→ WHAT YOU HAVE TO DO: Copy out every line in which the string "document" occurs.

→ MATERIAL SUPPLIED:
begin
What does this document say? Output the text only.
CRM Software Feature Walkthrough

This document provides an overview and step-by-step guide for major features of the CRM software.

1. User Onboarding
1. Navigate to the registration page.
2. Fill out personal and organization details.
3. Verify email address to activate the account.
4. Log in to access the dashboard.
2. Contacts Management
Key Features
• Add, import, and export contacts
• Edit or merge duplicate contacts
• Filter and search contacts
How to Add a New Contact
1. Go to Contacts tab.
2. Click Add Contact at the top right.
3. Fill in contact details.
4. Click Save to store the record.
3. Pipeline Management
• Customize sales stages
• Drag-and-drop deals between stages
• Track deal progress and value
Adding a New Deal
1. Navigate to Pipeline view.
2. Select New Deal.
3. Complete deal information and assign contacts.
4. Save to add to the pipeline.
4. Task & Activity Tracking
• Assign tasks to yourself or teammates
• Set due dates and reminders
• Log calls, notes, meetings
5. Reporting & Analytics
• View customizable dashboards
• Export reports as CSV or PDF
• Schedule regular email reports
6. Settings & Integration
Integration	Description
end
→ RESULT FOR THIS EXERCISE:
What does this document say? Output the text only.
This document provides an overview and step-by-step guide for major features of the CRM software.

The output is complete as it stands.